### Dataset items:
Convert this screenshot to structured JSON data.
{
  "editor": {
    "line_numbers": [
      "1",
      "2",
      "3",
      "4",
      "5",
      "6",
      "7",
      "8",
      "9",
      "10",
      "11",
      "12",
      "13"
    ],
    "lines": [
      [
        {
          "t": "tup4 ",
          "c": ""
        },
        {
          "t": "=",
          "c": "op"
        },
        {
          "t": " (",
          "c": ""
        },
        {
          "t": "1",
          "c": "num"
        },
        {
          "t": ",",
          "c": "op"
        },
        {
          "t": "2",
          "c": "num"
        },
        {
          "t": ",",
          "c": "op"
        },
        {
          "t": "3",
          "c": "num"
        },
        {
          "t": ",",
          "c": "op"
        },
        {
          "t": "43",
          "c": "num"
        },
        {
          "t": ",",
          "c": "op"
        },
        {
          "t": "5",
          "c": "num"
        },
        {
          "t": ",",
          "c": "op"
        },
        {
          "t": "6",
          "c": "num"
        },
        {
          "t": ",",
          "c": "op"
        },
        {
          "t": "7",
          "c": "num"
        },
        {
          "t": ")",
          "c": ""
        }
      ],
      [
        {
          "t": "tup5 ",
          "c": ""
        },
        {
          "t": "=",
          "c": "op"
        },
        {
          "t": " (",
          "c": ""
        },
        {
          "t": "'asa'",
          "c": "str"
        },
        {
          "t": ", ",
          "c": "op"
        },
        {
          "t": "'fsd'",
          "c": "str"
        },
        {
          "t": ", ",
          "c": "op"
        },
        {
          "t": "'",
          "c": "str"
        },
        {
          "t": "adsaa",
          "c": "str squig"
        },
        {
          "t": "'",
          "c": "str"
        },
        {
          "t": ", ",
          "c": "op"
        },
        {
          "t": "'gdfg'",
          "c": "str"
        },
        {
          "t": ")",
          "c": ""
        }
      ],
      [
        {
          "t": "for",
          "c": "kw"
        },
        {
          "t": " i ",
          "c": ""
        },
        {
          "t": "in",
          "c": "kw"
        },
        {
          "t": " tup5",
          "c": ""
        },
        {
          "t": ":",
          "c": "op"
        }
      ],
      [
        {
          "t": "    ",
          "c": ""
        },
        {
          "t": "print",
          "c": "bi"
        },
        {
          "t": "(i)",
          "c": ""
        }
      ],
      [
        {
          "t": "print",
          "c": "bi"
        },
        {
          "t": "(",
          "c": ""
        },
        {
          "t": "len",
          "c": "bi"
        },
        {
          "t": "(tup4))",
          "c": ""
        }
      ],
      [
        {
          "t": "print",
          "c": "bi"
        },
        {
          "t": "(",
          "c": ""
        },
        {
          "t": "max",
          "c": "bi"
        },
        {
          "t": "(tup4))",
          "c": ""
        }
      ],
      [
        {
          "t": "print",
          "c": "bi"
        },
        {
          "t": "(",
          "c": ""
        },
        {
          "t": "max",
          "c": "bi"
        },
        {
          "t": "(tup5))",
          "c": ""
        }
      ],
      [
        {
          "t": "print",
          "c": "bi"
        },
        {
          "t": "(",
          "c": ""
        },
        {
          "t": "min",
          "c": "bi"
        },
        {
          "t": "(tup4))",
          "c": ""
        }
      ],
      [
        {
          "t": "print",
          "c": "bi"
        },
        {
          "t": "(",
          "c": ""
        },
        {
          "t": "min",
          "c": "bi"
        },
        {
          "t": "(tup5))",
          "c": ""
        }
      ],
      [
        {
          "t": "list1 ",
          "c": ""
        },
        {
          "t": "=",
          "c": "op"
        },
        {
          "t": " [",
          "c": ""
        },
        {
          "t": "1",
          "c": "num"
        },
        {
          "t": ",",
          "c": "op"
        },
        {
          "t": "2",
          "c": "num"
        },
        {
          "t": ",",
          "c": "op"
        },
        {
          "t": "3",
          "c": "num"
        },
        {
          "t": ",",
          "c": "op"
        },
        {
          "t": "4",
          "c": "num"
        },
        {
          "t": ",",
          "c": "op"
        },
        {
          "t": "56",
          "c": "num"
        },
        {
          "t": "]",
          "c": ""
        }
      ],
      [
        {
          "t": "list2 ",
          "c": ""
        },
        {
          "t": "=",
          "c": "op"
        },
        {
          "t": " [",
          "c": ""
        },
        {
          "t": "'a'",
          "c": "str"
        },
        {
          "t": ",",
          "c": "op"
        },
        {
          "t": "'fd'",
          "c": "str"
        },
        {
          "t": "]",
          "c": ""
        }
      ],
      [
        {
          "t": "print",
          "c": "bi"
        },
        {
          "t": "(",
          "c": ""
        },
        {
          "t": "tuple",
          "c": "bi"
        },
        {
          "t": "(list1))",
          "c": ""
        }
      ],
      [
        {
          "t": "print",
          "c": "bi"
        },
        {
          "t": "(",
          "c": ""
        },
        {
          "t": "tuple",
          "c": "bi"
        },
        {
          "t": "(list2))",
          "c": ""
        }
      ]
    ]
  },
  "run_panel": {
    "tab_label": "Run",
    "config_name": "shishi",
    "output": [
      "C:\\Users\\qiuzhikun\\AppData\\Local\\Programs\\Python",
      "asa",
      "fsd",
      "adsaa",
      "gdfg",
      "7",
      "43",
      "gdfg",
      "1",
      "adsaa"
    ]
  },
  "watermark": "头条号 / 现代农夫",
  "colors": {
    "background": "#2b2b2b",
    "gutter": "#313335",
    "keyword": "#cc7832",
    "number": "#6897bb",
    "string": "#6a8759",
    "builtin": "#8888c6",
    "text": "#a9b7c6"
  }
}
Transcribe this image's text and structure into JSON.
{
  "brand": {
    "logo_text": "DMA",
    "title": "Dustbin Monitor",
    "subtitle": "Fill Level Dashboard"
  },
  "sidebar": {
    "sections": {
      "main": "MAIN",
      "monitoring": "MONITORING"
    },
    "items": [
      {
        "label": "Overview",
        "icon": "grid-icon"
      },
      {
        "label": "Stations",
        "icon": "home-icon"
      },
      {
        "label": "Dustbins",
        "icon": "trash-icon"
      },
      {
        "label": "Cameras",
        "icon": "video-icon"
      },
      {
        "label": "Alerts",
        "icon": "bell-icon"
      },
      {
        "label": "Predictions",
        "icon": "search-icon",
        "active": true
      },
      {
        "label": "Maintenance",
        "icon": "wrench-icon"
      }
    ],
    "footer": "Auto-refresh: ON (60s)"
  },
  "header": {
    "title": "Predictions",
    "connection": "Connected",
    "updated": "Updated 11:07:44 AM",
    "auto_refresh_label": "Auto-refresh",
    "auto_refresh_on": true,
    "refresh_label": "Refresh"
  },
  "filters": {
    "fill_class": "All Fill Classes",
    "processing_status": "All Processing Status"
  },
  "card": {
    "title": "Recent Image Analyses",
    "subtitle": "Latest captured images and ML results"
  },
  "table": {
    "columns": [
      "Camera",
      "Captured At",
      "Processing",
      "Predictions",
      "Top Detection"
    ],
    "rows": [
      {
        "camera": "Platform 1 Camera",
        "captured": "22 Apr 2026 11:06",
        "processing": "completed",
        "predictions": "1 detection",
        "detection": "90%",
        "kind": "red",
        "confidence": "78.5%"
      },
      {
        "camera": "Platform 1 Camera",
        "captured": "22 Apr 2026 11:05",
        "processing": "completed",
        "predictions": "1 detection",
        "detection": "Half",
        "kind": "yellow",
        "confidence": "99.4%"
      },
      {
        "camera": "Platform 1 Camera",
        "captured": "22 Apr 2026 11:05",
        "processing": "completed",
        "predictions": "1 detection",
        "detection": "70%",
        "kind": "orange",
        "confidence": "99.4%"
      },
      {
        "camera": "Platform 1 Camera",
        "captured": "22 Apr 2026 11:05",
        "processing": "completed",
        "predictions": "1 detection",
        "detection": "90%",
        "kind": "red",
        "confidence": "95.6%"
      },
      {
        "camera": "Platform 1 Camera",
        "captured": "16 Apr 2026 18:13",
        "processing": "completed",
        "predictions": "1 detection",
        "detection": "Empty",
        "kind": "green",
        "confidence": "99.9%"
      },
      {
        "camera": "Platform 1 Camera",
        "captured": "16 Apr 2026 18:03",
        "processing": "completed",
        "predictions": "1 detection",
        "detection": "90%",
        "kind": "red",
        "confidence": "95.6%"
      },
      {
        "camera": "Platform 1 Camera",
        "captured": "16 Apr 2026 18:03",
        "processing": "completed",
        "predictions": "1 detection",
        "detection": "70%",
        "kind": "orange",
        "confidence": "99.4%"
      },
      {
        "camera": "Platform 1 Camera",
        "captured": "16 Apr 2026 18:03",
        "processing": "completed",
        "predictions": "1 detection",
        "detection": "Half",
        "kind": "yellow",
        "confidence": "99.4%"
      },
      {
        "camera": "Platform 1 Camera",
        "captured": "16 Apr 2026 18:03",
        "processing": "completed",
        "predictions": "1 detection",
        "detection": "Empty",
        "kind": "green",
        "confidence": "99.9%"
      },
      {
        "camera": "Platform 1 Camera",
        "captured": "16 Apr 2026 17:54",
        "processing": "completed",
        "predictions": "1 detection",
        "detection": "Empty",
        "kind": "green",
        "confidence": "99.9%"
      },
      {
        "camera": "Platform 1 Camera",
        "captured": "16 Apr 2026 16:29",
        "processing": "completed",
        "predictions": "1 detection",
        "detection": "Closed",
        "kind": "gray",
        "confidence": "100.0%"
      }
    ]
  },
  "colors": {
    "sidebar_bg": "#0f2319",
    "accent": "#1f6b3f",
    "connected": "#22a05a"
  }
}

### TO BE DONE:
Select the lines from the entries that include the word "JSON".

### RESULT OF THE TASK:
Convert this screenshot to structured JSON data.
Transcribe this image's text and structure into JSON.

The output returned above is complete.